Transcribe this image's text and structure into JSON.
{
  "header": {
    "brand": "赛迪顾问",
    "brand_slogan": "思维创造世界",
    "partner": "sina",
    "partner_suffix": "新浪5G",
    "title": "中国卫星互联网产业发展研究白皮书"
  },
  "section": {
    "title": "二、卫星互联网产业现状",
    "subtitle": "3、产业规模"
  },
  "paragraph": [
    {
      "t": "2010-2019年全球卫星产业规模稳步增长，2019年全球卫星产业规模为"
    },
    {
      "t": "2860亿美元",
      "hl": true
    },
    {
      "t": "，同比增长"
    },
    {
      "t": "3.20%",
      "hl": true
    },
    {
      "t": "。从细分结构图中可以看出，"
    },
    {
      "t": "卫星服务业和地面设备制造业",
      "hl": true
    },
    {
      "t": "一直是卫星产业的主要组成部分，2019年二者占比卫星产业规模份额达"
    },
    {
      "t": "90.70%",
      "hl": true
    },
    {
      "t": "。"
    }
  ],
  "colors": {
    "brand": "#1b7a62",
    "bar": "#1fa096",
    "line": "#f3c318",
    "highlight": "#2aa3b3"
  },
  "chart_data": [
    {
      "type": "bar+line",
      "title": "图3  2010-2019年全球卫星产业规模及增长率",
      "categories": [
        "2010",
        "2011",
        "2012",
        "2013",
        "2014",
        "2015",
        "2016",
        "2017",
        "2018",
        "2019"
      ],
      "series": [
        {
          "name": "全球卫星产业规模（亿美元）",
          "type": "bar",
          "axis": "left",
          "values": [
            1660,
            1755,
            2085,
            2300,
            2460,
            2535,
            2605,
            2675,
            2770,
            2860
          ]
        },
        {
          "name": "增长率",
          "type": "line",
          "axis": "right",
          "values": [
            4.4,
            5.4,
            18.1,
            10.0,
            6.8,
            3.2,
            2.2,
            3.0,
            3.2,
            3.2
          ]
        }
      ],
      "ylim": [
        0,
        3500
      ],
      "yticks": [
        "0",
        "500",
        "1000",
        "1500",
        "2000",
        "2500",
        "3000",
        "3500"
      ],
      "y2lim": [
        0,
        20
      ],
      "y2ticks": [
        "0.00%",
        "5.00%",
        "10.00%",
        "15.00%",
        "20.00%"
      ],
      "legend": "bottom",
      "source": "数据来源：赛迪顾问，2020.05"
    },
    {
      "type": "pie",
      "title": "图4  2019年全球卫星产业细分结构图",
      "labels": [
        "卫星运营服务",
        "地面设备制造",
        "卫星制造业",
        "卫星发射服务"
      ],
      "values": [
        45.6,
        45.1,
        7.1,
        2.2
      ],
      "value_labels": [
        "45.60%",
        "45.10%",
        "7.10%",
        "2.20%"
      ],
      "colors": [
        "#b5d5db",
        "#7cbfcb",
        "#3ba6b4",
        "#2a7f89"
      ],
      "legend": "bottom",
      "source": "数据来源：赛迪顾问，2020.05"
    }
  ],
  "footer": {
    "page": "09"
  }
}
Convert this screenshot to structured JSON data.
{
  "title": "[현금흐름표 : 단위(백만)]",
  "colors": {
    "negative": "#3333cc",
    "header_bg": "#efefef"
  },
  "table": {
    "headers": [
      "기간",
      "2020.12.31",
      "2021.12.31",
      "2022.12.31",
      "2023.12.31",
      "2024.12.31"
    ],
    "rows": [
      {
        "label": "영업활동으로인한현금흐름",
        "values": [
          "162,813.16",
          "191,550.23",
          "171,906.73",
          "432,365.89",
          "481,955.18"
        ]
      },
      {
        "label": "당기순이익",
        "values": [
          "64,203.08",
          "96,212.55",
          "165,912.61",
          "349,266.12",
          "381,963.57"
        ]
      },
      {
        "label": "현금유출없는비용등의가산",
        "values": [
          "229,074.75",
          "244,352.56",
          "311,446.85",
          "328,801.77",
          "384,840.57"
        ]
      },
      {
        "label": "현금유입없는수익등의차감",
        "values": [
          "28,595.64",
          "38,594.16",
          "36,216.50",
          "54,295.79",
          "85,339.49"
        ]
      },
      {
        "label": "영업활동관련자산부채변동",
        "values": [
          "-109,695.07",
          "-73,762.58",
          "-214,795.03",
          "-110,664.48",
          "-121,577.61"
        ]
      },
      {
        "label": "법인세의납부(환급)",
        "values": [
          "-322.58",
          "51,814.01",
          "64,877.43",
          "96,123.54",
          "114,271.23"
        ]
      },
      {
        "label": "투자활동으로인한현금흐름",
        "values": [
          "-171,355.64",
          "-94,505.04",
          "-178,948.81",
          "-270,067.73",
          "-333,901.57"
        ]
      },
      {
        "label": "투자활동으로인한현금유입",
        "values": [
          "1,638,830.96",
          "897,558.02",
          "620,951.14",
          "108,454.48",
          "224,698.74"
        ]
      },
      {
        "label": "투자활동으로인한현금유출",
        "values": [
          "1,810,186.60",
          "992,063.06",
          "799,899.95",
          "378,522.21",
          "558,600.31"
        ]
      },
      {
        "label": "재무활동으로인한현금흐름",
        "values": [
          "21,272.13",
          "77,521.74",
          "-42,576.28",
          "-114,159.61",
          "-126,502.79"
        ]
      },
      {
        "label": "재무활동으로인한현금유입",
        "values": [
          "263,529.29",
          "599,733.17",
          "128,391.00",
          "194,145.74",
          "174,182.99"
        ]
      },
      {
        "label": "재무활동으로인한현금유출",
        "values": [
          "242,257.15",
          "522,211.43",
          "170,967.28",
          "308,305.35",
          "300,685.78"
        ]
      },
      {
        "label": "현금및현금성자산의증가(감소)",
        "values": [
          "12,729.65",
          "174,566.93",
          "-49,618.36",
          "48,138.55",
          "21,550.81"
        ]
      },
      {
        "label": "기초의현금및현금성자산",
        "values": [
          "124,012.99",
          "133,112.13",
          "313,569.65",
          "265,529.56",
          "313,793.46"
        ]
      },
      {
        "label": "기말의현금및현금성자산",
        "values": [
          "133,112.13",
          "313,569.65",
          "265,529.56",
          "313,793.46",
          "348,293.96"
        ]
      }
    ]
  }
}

=======

Output all of the data again, exactly.

Transcribe this image's text and structure into JSON.
{
  "header": {
    "brand": "赛迪顾问",
    "brand_slogan": "思维创造世界",
    "partner": "sina",
    "partner_suffix": "新浪5G",
    "title": "中国卫星互联网产业发展研究白皮书"
  },
  "section": {
    "title": "二、卫星互联网产业现状",
    "subtitle": "3、产业规模"
  },
  "paragraph": [
    {
      "t": "2010-2019年全球卫星产业规模稳步增长，2019年全球卫星产业规模为"
    },
    {
      "t": "2860亿美元",
      "hl": true
    },
    {
      "t": "，同比增长"
    },
    {
      "t": "3.20%",
      "hl": true
    },
    {
      "t": "。从细分结构图中可以看出，"
    },
    {
      "t": "卫星服务业和地面设备制造业",
      "hl": true
    },
    {
      "t": "一直是卫星产业的主要组成部分，2019年二者占比卫星产业规模份额达"
    },
    {
      "t": "90.70%",
      "hl": true
    },
    {
      "t": "。"
    }
  ],
  "colors": {
    "brand": "#1b7a62",
    "bar": "#1fa096",
    "line": "#f3c318",
    "highlight": "#2aa3b3"
  },
  "chart_data": [
    {
      "type": "bar+line",
      "title": "图3  2010-2019年全球卫星产业规模及增长率",
      "categories": [
        "2010",
        "2011",
        "2012",
        "2013",
        "2014",
        "2015",
        "2016",
        "2017",
        "2018",
        "2019"
      ],
      "series": [
        {
          "name": "全球卫星产业规模（亿美元）",
          "type": "bar",
          "axis": "left",
          "values": [
            1660,
            1755,
            2085,
            2300,
            2460,
            2535,
            2605,
            2675,
            2770,
            2860
          ]
        },
        {
          "name": "增长率",
          "type": "line",
          "axis": "right",
          "values": [
            4.4,
            5.4,
            18.1,
            10.0,
            6.8,
            3.2,
            2.2,
            3.0,
            3.2,
            3.2
          ]
        }
      ],
      "ylim": [
        0,
        3500
      ],
      "yticks": [
        "0",
        "500",
        "1000",
        "1500",
        "2000",
        "2500",
        "3000",
        "3500"
      ],
      "y2lim": [
        0,
        20
      ],
      "y2ticks": [
        "0.00%",
        "5.00%",
        "10.00%",
        "15.00%",
        "20.00%"
      ],
      "legend": "bottom",
      "source": "数据来源：赛迪顾问，2020.05"
    },
    {
      "type": "pie",
      "title": "图4  2019年全球卫星产业细分结构图",
      "labels": [
        "卫星运营服务",
        "地面设备制造",
        "卫星制造业",
        "卫星发射服务"
      ],
      "values": [
        45.6,
        45.1,
        7.1,
        2.2
      ],
      "value_labels": [
        "45.60%",
        "45.10%",
        "7.10%",
        "2.20%"
      ],
      "colors": [
        "#b5d5db",
        "#7cbfcb",
        "#3ba6b4",
        "#2a7f89"
      ],
      "legend": "bottom",
      "source": "数据来源：赛迪顾问，2020.05"
    }
  ],
  "footer": {
    "page": "09"
  }
}
Convert this screenshot to structured JSON data.
{
  "title": "[현금흐름표 : 단위(백만)]",
  "colors": {
    "negative": "#3333cc",
    "header_bg": "#efefef"
  },
  "table": {
    "headers": [
      "기간",
      "2020.12.31",
      "2021.12.31",
      "2022.12.31",
      "2023.12.31",
      "2024.12.31"
    ],
    "rows": [
      {
        "label": "영업활동으로인한현금흐름",
        "values": [
          "162,813.16",
          "191,550.23",
          "171,906.73",
          "432,365.89",
          "481,955.18"
        ]
      },
      {
        "label": "당기순이익",
        "values": [
          "64,203.08",
          "96,212.55",
          "165,912.61",
          "349,266.12",
          "381,963.57"
        ]
      },
      {
        "label": "현금유출없는비용등의가산",
        "values": [
          "229,074.75",
          "244,352.56",
          "311,446.85",
          "328,801.77",
          "384,840.57"
        ]
      },
      {
        "label": "현금유입없는수익등의차감",
        "values": [
          "28,595.64",
          "38,594.16",
          "36,216.50",
          "54,295.79",
          "85,339.49"
        ]
      },
      {
        "label": "영업활동관련자산부채변동",
        "values": [
          "-109,695.07",
          "-73,762.58",
          "-214,795.03",
          "-110,664.48",
          "-121,577.61"
        ]
      },
      {
        "label": "법인세의납부(환급)",
        "values": [
          "-322.58",
          "51,814.01",
          "64,877.43",
          "96,123.54",
          "114,271.23"
        ]
      },
      {
        "label": "투자활동으로인한현금흐름",
        "values": [
          "-171,355.64",
          "-94,505.04",
          "-178,948.81",
          "-270,067.73",
          "-333,901.57"
        ]
      },
      {
        "label": "투자활동으로인한현금유입",
        "values": [
          "1,638,830.96",
          "897,558.02",
          "620,951.14",
          "108,454.48",
          "224,698.74"
        ]
      },
      {
        "label": "투자활동으로인한현금유출",
        "values": [
          "1,810,186.60",
          "992,063.06",
          "799,899.95",
          "378,522.21",
          "558,600.31"
        ]
      },
      {
        "label": "재무활동으로인한현금흐름",
        "values": [
          "21,272.13",
          "77,521.74",
          "-42,576.28",
          "-114,159.61",
          "-126,502.79"
        ]
      },
      {
        "label": "재무활동으로인한현금유입",
        "values": [
          "263,529.29",
          "599,733.17",
          "128,391.00",
          "194,145.74",
          "174,182.99"
        ]
      },
      {
        "label": "재무활동으로인한현금유출",
        "values": [
          "242,257.15",
          "522,211.43",
          "170,967.28",
          "308,305.35",
          "300,685.78"
        ]
      },
      {
        "label": "현금및현금성자산의증가(감소)",
        "values": [
          "12,729.65",
          "174,566.93",
          "-49,618.36",
          "48,138.55",
          "21,550.81"
        ]
      },
      {
        "label": "기초의현금및현금성자산",
        "values": [
          "124,012.99",
          "133,112.13",
          "313,569.65",
          "265,529.56",
          "313,793.46"
        ]
      },
      {
        "label": "기말의현금및현금성자산",
        "values": [
          "133,112.13",
          "313,569.65",
          "265,529.56",
          "313,793.46",
          "348,293.96"
        ]
      }
    ]
  }
}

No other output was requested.